To be done =>
Find the string "oral" and gather every line that holds it.

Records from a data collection
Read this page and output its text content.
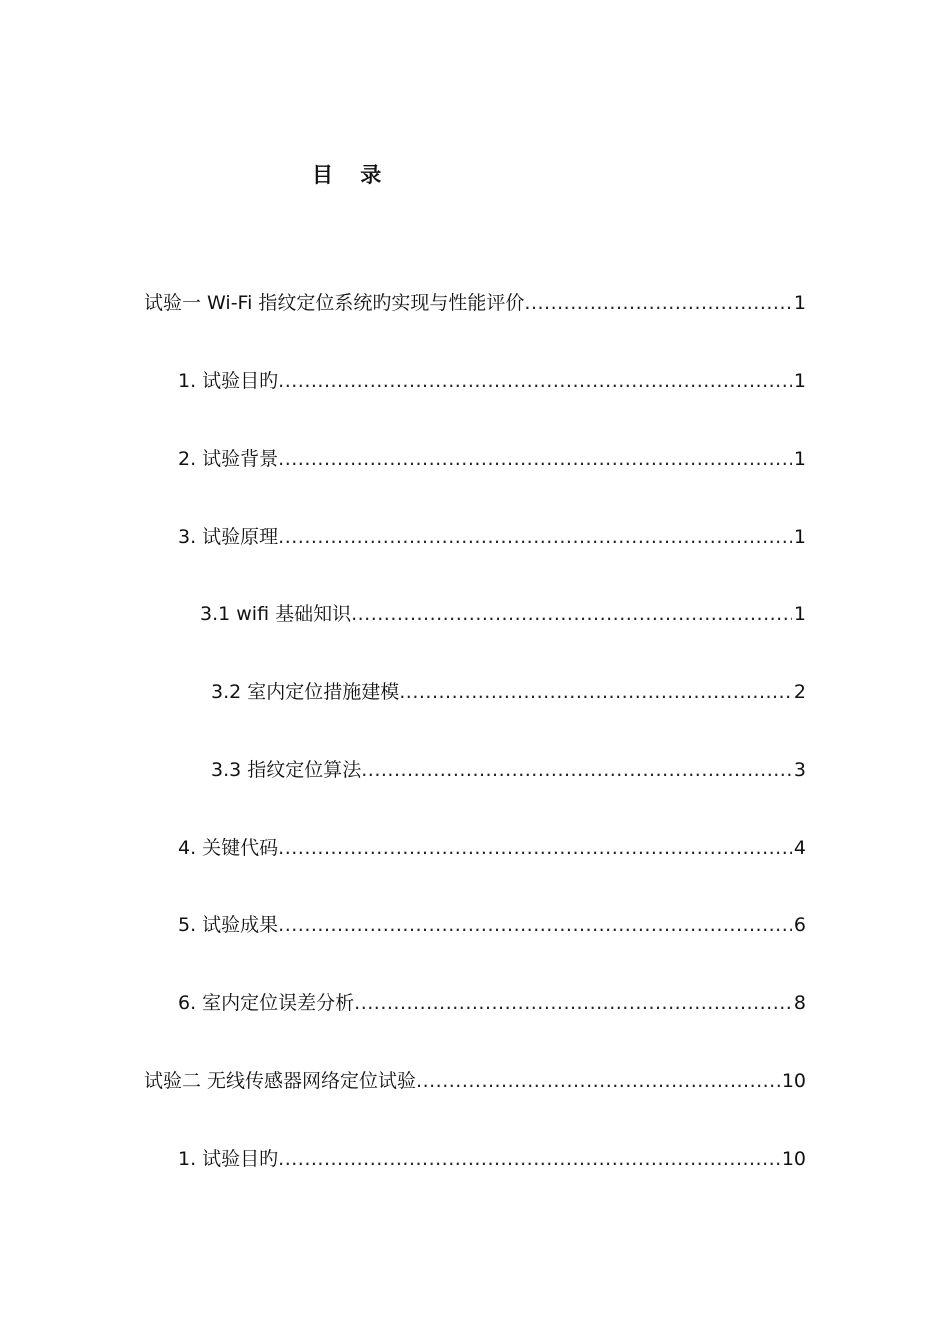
目 录
试验一 Wi-Fi 指纹定位系统旳实现与性能评价 .....	1
1. 试验目旳 .....	1
2. 试验背景 .....	1
3. 试验原理 .....	1
3.1 wifi 基础知识 .....	1
3.2 室内定位措施建模 .....	2
3.3 指纹定位算法 .....	3
4. 关键代码 .....	4
5. 试验成果 .....	6
6. 室内定位误差分析 .....	8
试验二 无线传感器网络定位试验 .....	10
1. 试验目旳 .....	10
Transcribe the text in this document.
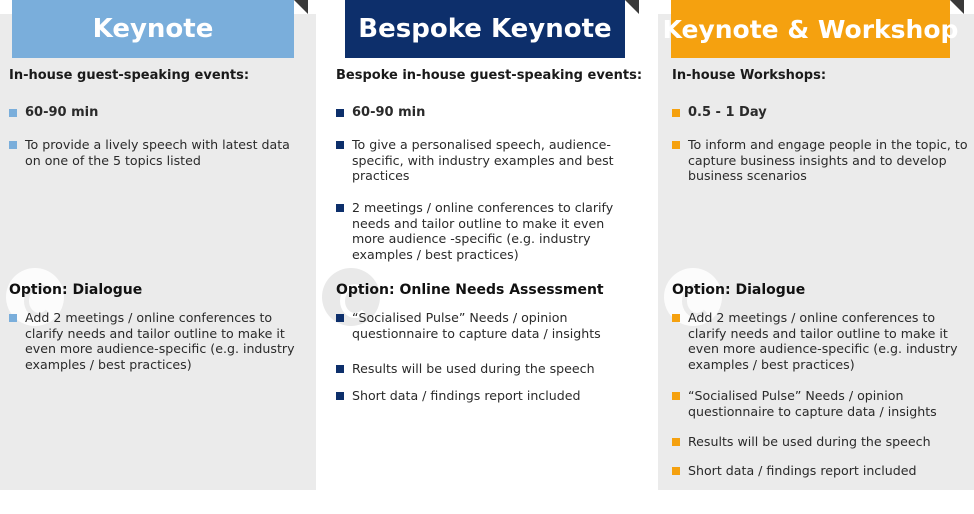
Keynote
In-house guest-speaking events:
60-90 min
To provide a lively speech with latest data on one of the 5 topics listed
Option: Dialogue
Add 2 meetings / online conferences to clarify needs and tailor outline to make it even more audience-specific (e.g. industry examples / best practices)
Bespoke Keynote
Bespoke in-house guest-speaking events:
60-90 min
To give a personalised speech, audience-specific, with industry examples and best practices
2 meetings / online conferences to clarify needs and tailor outline to make it even more audience -specific (e.g. industry examples / best practices)
Option: Online Needs Assessment
“Socialised Pulse” Needs / opinion questionnaire to capture data / insights
Results will be used during the speech
Short data / findings report included
Keynote & Workshop
In-house Workshops:
0.5 - 1 Day
To inform and engage people in the topic, to capture business insights and to develop business scenarios
Option: Dialogue
Add 2 meetings / online conferences to clarify needs and tailor outline to make it even more audience-specific (e.g. industry examples / best practices)
“Socialised Pulse” Needs / opinion questionnaire to capture data / insights
Results will be used during the speech
Short data / findings report included
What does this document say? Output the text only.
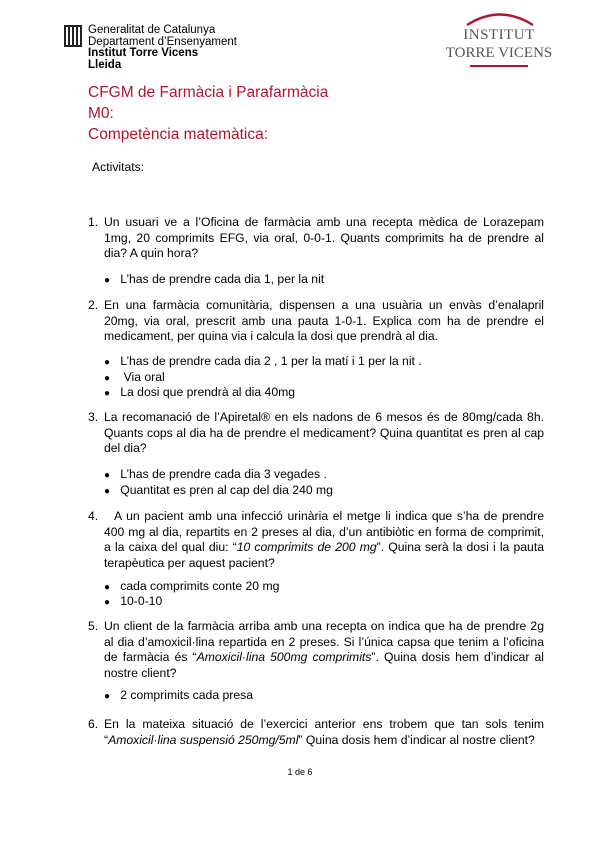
Generalitat de Catalunya
Departament d’Ensenyament
Institut Torre Vicens
Lleida
INSTITUT
TORRE VICENS
CFGM de Farmàcia i Parafarmàcia
M0:
Competència matemàtica:
Activitats:
1. Un usuari ve a l’Oficina de farmàcia amb una recepta mèdica de Lorazepam 1mg, 20 comprimits EFG, via oral, 0-0-1. Quants comprimits ha de prendre al dia? A quin hora?
● L’has de prendre cada dia 1, per la nit
2. En una farmàcia comunitària, dispensen a una usuària un envàs d’enalapril 20mg, via oral, prescrit amb una pauta 1-0-1. Explica com ha de prendre el medicament, per quina via i calcula la dosi que prendrà al dia.
● L’has de prendre cada dia 2 , 1 per la matí i 1 per la nit .
●    Via oral
● La dosi que prendrà al dia 40mg
3. La recomanació de l’Apiretal® en els nadons de 6 mesos és de 80mg/cada 8h. Quants cops al dia ha de prendre el medicament? Quina quantitat es pren al cap del dia?
● L’has de prendre cada dia 3 vegades .
● Quantitat es pren al cap del dia 240 mg
4.	A un pacient amb una infecció urinària el metge li indica que s’ha de prendre 400 mg al dia, repartits en 2 preses al dia, d’un antibiòtic en forma de comprimit, a la caixa del qual diu: “10 comprimits de 200 mg”. Quina serà la dosi i la pauta terapèutica per aquest pacient?
● cada comprimits conte 20 mg
● 10-0-10
5. Un client de la farmàcia arriba amb una recepta on indica que ha de prendre 2g al dia d’amoxicil·lina repartida en 2 preses. Si l’única capsa que tenim a l’oficina de farmàcia és “Amoxicil·lina 500mg comprimits”. Quina dosis hem d’indicar al nostre client?
● 2 comprimits cada presa
6. En la mateixa situació de l’exercici anterior ens trobem que tan sols tenim “Amoxicil·lina suspensió 250mg/5ml” Quina dosis hem d’indicar al nostre client?
1 de 6
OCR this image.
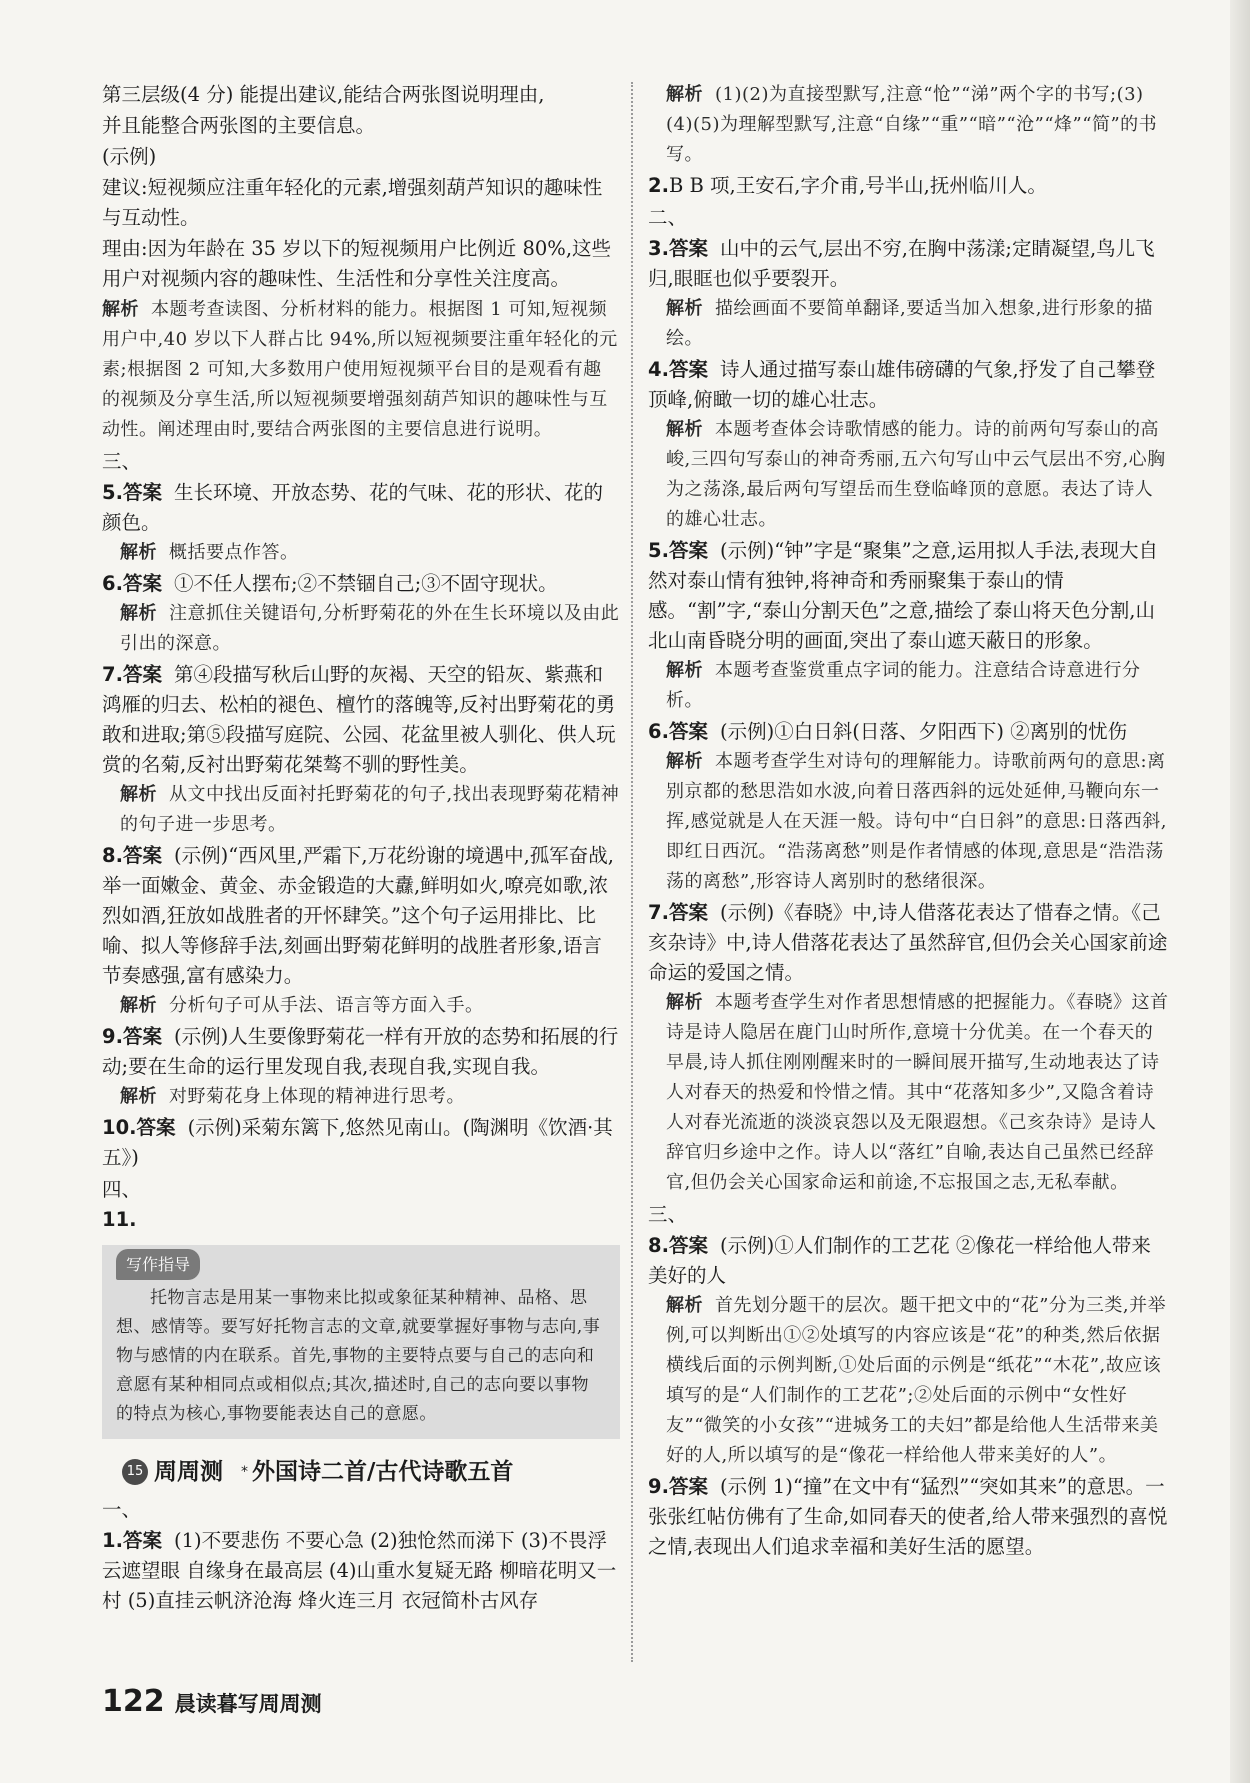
第三层级(4 分) 能提出建议,能结合两张图说明理由,
并且能整合两张图的主要信息。
(示例)
建议:短视频应注重年轻化的元素,增强刻葫芦知识的趣味性与互动性。
理由:因为年龄在 35 岁以下的短视频用户比例近 80%,这些用户对视频内容的趣味性、生活性和分享性关注度高。
解析 本题考查读图、分析材料的能力。根据图 1 可知,短视频用户中,40 岁以下人群占比 94%,所以短视频要注重年轻化的元素;根据图 2 可知,大多数用户使用短视频平台目的是观看有趣的视频及分享生活,所以短视频要增强刻葫芦知识的趣味性与互动性。阐述理由时,要结合两张图的主要信息进行说明。
三、
5.答案 生长环境、开放态势、花的气味、花的形状、花的颜色。
解析 概括要点作答。
6.答案 ①不任人摆布;②不禁锢自己;③不固守现状。
解析 注意抓住关键语句,分析野菊花的外在生长环境以及由此引出的深意。
7.答案 第④段描写秋后山野的灰褐、天空的铅灰、紫燕和鸿雁的归去、松柏的褪色、檀竹的落魄等,反衬出野菊花的勇敢和进取;第⑤段描写庭院、公园、花盆里被人驯化、供人玩赏的名菊,反衬出野菊花桀骜不驯的野性美。
解析 从文中找出反面衬托野菊花的句子,找出表现野菊花精神的句子进一步思考。
8.答案 (示例)“西风里,严霜下,万花纷谢的境遇中,孤军奋战,举一面嫩金、黄金、赤金锻造的大纛,鲜明如火,嘹亮如歌,浓烈如酒,狂放如战胜者的开怀肆笑。”这个句子运用排比、比喻、拟人等修辞手法,刻画出野菊花鲜明的战胜者形象,语言节奏感强,富有感染力。
解析 分析句子可从手法、语言等方面入手。
9.答案 (示例)人生要像野菊花一样有开放的态势和拓展的行动;要在生命的运行里发现自我,表现自我,实现自我。
解析 对野菊花身上体现的精神进行思考。
10.答案 (示例)采菊东篱下,悠然见南山。(陶渊明《饮酒·其五》)
四、
11.
写作指导
托物言志是用某一事物来比拟或象征某种精神、品格、思想、感情等。要写好托物言志的文章,就要掌握好事物与志向,事物与感情的内在联系。首先,事物的主要特点要与自己的志向和意愿有某种相同点或相似点;其次,描述时,自己的志向要以事物的特点为核心,事物要能表达自己的意愿。
15 周周测 * 外国诗二首/古代诗歌五首
一、
1.答案 (1)不要悲伤 不要心急 (2)独怆然而涕下 (3)不畏浮云遮望眼 自缘身在最高层 (4)山重水复疑无路 柳暗花明又一村 (5)直挂云帆济沧海 烽火连三月 衣冠简朴古风存
解析 (1)(2)为直接型默写,注意“怆”“涕”两个字的书写;(3)(4)(5)为理解型默写,注意“自缘”“重”“暗”“沧”“烽”“简”的书写。
2.B B 项,王安石,字介甫,号半山,抚州临川人。
二、
3.答案 山中的云气,层出不穷,在胸中荡漾;定睛凝望,鸟儿飞归,眼眶也似乎要裂开。
解析 描绘画面不要简单翻译,要适当加入想象,进行形象的描绘。
4.答案 诗人通过描写泰山雄伟磅礴的气象,抒发了自己攀登顶峰,俯瞰一切的雄心壮志。
解析 本题考查体会诗歌情感的能力。诗的前两句写泰山的高峻,三四句写泰山的神奇秀丽,五六句写山中云气层出不穷,心胸为之荡涤,最后两句写望岳而生登临峰顶的意愿。表达了诗人的雄心壮志。
5.答案 (示例)“钟”字是“聚集”之意,运用拟人手法,表现大自然对泰山情有独钟,将神奇和秀丽聚集于泰山的情感。“割”字,“泰山分割天色”之意,描绘了泰山将天色分割,山北山南昏晓分明的画面,突出了泰山遮天蔽日的形象。
解析 本题考查鉴赏重点字词的能力。注意结合诗意进行分析。
6.答案 (示例)①白日斜(日落、夕阳西下) ②离别的忧伤
解析 本题考查学生对诗句的理解能力。诗歌前两句的意思:离别京都的愁思浩如水波,向着日落西斜的远处延伸,马鞭向东一挥,感觉就是人在天涯一般。诗句中“白日斜”的意思:日落西斜,即红日西沉。“浩荡离愁”则是作者情感的体现,意思是“浩浩荡荡的离愁”,形容诗人离别时的愁绪很深。
7.答案 (示例)《春晓》中,诗人借落花表达了惜春之情。《己亥杂诗》中,诗人借落花表达了虽然辞官,但仍会关心国家前途命运的爱国之情。
解析 本题考查学生对作者思想情感的把握能力。《春晓》这首诗是诗人隐居在鹿门山时所作,意境十分优美。在一个春天的早晨,诗人抓住刚刚醒来时的一瞬间展开描写,生动地表达了诗人对春天的热爱和怜惜之情。其中“花落知多少”,又隐含着诗人对春光流逝的淡淡哀怨以及无限遐想。《己亥杂诗》是诗人辞官归乡途中之作。诗人以“落红”自喻,表达自己虽然已经辞官,但仍会关心国家命运和前途,不忘报国之志,无私奉献。
三、
8.答案 (示例)①人们制作的工艺花 ②像花一样给他人带来美好的人
解析 首先划分题干的层次。题干把文中的“花”分为三类,并举例,可以判断出①②处填写的内容应该是“花”的种类,然后依据横线后面的示例判断,①处后面的示例是“纸花”“木花”,故应该填写的是“人们制作的工艺花”;②处后面的示例中“女性好友”“微笑的小女孩”“进城务工的夫妇”都是给他人生活带来美好的人,所以填写的是“像花一样给他人带来美好的人”。
9.答案 (示例 1)“撞”在文中有“猛烈”“突如其来”的意思。一张张红帖仿佛有了生命,如同春天的使者,给人带来强烈的喜悦之情,表现出人们追求幸福和美好生活的愿望。
122 晨读暮写周周测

The output =>
1. Un usuari ve a l’Oficina de farmàcia amb una recepta mèdica de Lorazepam 1mg, 20 comprimits EFG, via oral, 0-0-1. Quants comprimits ha de prendre al dia? A quin hora?
2. En una farmàcia comunitària, dispensen a una usuària un envàs d’enalapril 20mg, via oral, prescrit amb una pauta 1-0-1. Explica com ha de prendre el medicament, per quina via i calcula la dosi que prendrà al dia.
●    Via oral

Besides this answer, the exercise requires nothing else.